### Requirements:
Each line that contains the word "published" counts once; give the total for the records below and nothing else.

### Task data:
━━━━━━━━━━━━━━━━━━━━━━━━━━━━━━

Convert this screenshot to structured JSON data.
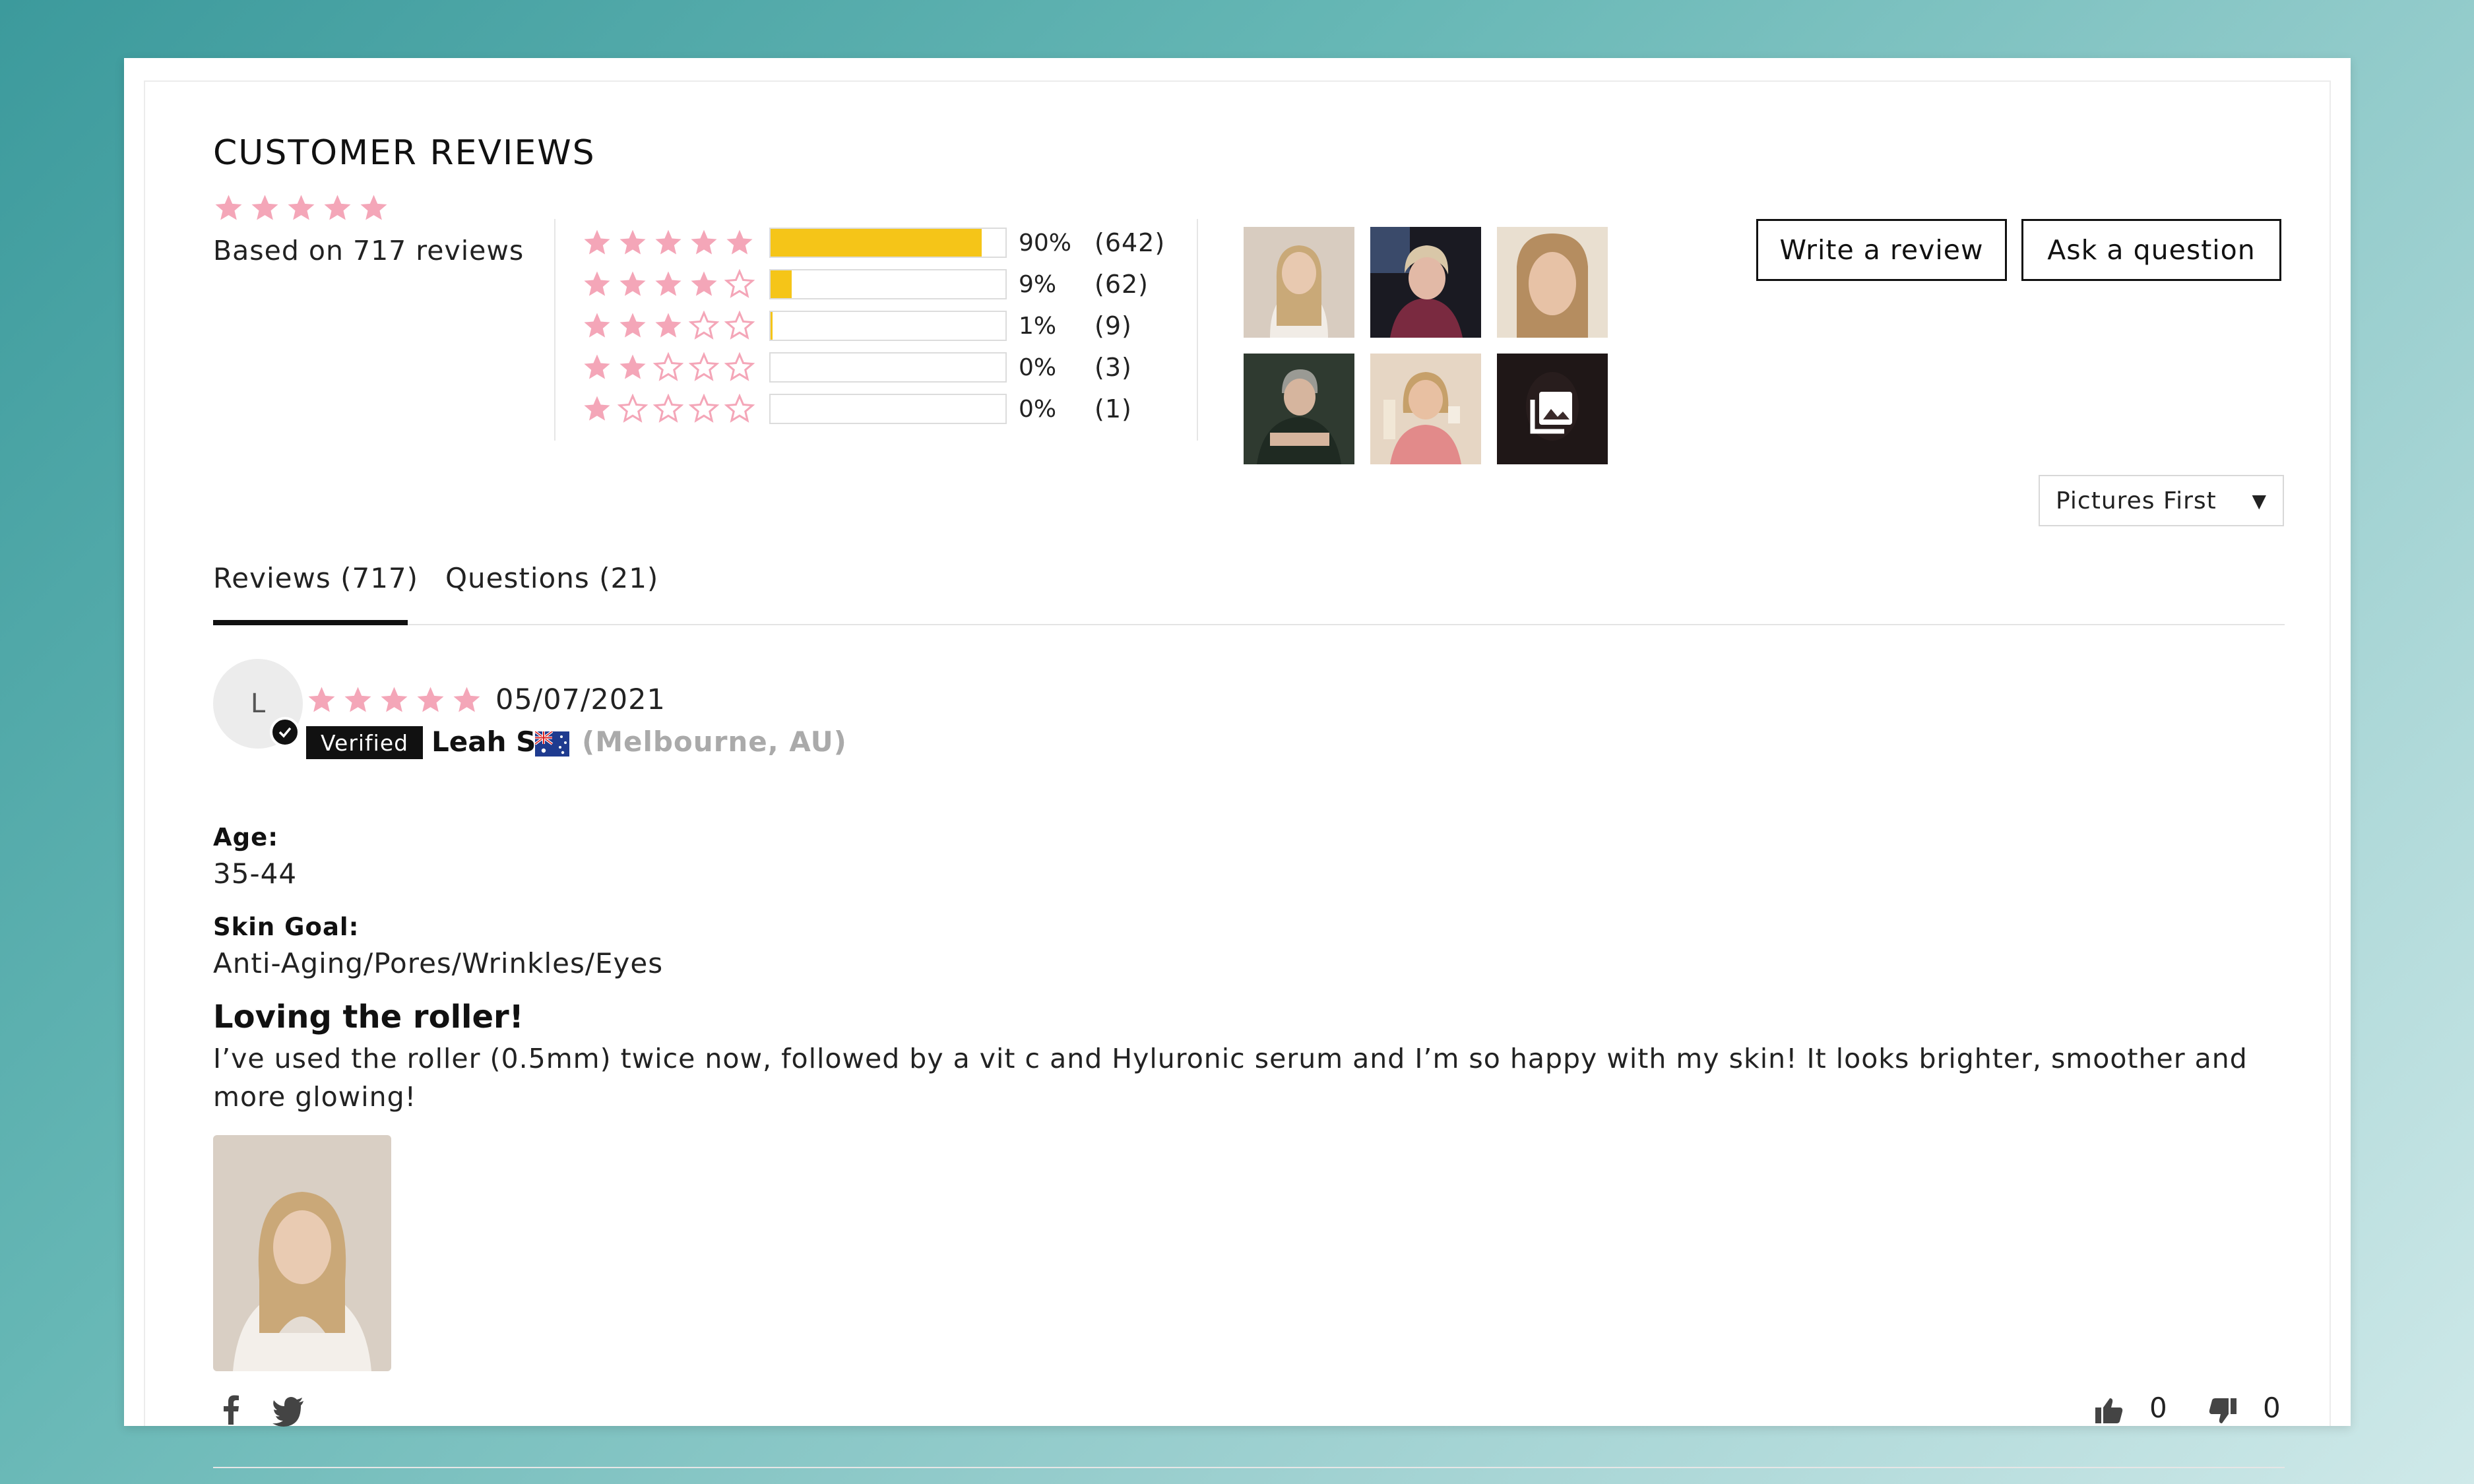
{
  "reviews_widget": {
    "title": "CUSTOMER REVIEWS",
    "average_rating": 5,
    "based_on": "Based on 717 reviews",
    "colors": {
      "star": "#f4a6b8",
      "bar_fill": "#f5c518"
    },
    "histogram": [
      {
        "stars": 5,
        "percent": "90%",
        "count": "(642)",
        "fill": 0.9
      },
      {
        "stars": 4,
        "percent": "9%",
        "count": "(62)",
        "fill": 0.09
      },
      {
        "stars": 3,
        "percent": "1%",
        "count": "(9)",
        "fill": 0.01
      },
      {
        "stars": 2,
        "percent": "0%",
        "count": "(3)",
        "fill": 0.0
      },
      {
        "stars": 1,
        "percent": "0%",
        "count": "(1)",
        "fill": 0.0
      }
    ],
    "buttons": {
      "write_review": "Write a review",
      "ask_question": "Ask a question"
    },
    "sort": {
      "selected": "Pictures First",
      "icon": "caret-down-icon"
    },
    "tabs": {
      "reviews": "Reviews (717)",
      "questions": "Questions (21)"
    }
  },
  "review": {
    "avatar_initial": "L",
    "rating": 5,
    "date": "05/07/2021",
    "verified_label": "Verified",
    "reviewer_name": "Leah S",
    "flag_icon": "australia-flag-icon",
    "location": "(Melbourne, AU)",
    "age_label": "Age:",
    "age_value": "35-44",
    "skin_goal_label": "Skin Goal:",
    "skin_goal_value": "Anti-Aging/Pores/Wrinkles/Eyes",
    "title": "Loving the roller!",
    "body": "I’ve used the roller (0.5mm) twice now, followed by a vit c and Hyluronic serum and I’m so happy with my skin! It looks brighter, smoother and more glowing!",
    "upvotes": "0",
    "downvotes": "0"
  }
}
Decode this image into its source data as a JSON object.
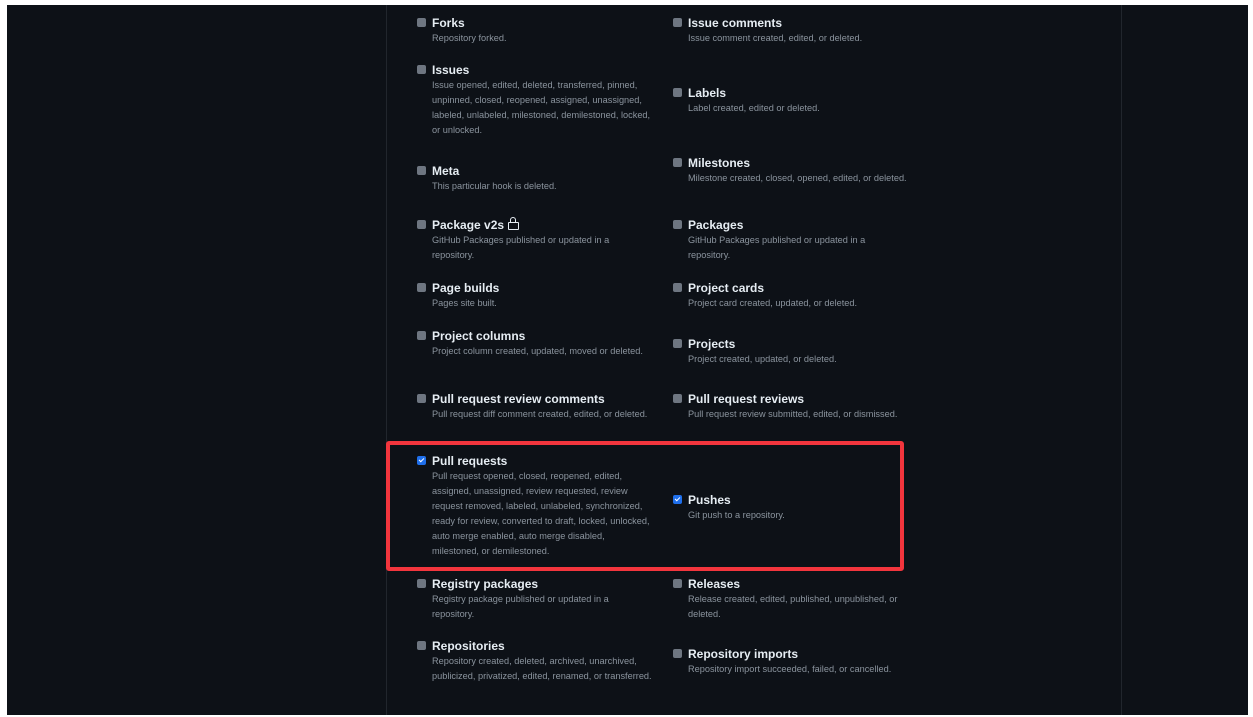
{
  "events": {
    "forks": {
      "title": "Forks",
      "desc": "Repository forked."
    },
    "issue_comments": {
      "title": "Issue comments",
      "desc": "Issue comment created, edited, or deleted."
    },
    "issues": {
      "title": "Issues",
      "desc": "Issue opened, edited, deleted, transferred, pinned, unpinned, closed, reopened, assigned, unassigned, labeled, unlabeled, milestoned, demilestoned, locked, or unlocked."
    },
    "labels": {
      "title": "Labels",
      "desc": "Label created, edited or deleted."
    },
    "meta": {
      "title": "Meta",
      "desc": "This particular hook is deleted."
    },
    "milestones": {
      "title": "Milestones",
      "desc": "Milestone created, closed, opened, edited, or deleted."
    },
    "package_v2s": {
      "title": "Package v2s",
      "desc": "GitHub Packages published or updated in a repository."
    },
    "packages": {
      "title": "Packages",
      "desc": "GitHub Packages published or updated in a repository."
    },
    "page_builds": {
      "title": "Page builds",
      "desc": "Pages site built."
    },
    "project_cards": {
      "title": "Project cards",
      "desc": "Project card created, updated, or deleted."
    },
    "project_columns": {
      "title": "Project columns",
      "desc": "Project column created, updated, moved or deleted."
    },
    "projects": {
      "title": "Projects",
      "desc": "Project created, updated, or deleted."
    },
    "pr_review_comments": {
      "title": "Pull request review comments",
      "desc": "Pull request diff comment created, edited, or deleted."
    },
    "pr_reviews": {
      "title": "Pull request reviews",
      "desc": "Pull request review submitted, edited, or dismissed."
    },
    "pull_requests": {
      "title": "Pull requests",
      "desc": "Pull request opened, closed, reopened, edited, assigned, unassigned, review requested, review request removed, labeled, unlabeled, synchronized, ready for review, converted to draft, locked, unlocked, auto merge enabled, auto merge disabled, milestoned, or demilestoned.",
      "checked": true
    },
    "pushes": {
      "title": "Pushes",
      "desc": "Git push to a repository.",
      "checked": true
    },
    "registry_packages": {
      "title": "Registry packages",
      "desc": "Registry package published or updated in a repository."
    },
    "releases": {
      "title": "Releases",
      "desc": "Release created, edited, published, unpublished, or deleted."
    },
    "repositories": {
      "title": "Repositories",
      "desc": "Repository created, deleted, archived, unarchived, publicized, privatized, edited, renamed, or transferred."
    },
    "repository_imports": {
      "title": "Repository imports",
      "desc": "Repository import succeeded, failed, or cancelled."
    }
  },
  "colors": {
    "background": "#0d1117",
    "checkbox_checked": "#1f6feb",
    "checkbox_unchecked": "#6e7681",
    "highlight": "#f2353d"
  },
  "icons": {
    "package_v2s_title": "lock-icon"
  }
}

━━━━━━━━━━━━━━━━━━━━━━━━━━━━━━

### Output of the task:
4